TASK: The lines to extract begin at the one containing "Serialize everything readable" and run to the end of the listing; set them down exactly and alone.

[Start EXERCISE DATA]

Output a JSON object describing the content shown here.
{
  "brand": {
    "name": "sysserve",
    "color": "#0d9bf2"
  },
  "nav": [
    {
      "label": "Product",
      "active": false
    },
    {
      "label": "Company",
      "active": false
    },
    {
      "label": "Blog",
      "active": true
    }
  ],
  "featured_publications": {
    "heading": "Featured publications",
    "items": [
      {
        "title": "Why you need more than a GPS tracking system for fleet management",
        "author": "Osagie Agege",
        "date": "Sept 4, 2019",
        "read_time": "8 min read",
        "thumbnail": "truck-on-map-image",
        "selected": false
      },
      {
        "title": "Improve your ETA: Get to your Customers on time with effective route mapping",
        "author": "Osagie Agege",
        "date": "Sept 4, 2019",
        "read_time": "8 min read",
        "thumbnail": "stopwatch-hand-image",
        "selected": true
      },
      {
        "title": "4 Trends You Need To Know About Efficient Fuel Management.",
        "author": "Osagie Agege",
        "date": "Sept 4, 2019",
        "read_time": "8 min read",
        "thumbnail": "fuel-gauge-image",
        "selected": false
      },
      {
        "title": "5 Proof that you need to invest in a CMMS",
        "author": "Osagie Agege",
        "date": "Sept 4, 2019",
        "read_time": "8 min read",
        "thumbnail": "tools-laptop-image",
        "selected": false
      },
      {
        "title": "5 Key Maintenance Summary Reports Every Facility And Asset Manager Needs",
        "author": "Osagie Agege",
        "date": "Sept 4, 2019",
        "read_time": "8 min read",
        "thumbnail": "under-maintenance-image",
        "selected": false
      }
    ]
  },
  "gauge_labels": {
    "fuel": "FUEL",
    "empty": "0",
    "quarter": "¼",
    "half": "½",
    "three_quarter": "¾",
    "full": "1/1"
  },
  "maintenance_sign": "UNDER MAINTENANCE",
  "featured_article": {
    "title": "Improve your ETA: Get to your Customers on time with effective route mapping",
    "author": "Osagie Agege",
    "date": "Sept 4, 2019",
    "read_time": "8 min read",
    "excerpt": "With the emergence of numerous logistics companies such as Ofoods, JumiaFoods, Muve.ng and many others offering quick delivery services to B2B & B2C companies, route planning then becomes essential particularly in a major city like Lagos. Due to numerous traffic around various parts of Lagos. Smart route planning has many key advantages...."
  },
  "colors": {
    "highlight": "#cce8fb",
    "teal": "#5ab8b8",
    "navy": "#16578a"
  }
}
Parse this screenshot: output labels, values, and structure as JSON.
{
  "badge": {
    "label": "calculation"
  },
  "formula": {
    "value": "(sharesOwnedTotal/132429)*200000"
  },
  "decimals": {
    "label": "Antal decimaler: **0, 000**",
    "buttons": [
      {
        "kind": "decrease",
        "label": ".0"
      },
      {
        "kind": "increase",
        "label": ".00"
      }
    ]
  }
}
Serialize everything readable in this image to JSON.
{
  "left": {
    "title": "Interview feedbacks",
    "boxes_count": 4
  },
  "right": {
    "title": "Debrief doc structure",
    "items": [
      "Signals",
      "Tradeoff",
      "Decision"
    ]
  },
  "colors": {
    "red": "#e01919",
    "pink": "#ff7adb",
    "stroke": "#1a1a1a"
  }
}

[End EXERCISE DATA]

ANSWER IN FULL:
Serialize everything readable in this image to JSON.
{
  "left": {
    "title": "Interview feedbacks",
    "boxes_count": 4
  },
  "right": {
    "title": "Debrief doc structure",
    "items": [
      "Signals",
      "Tradeoff",
      "Decision"
    ]
  },
  "colors": {
    "red": "#e01919",
    "pink": "#ff7adb",
    "stroke": "#1a1a1a"
  }
}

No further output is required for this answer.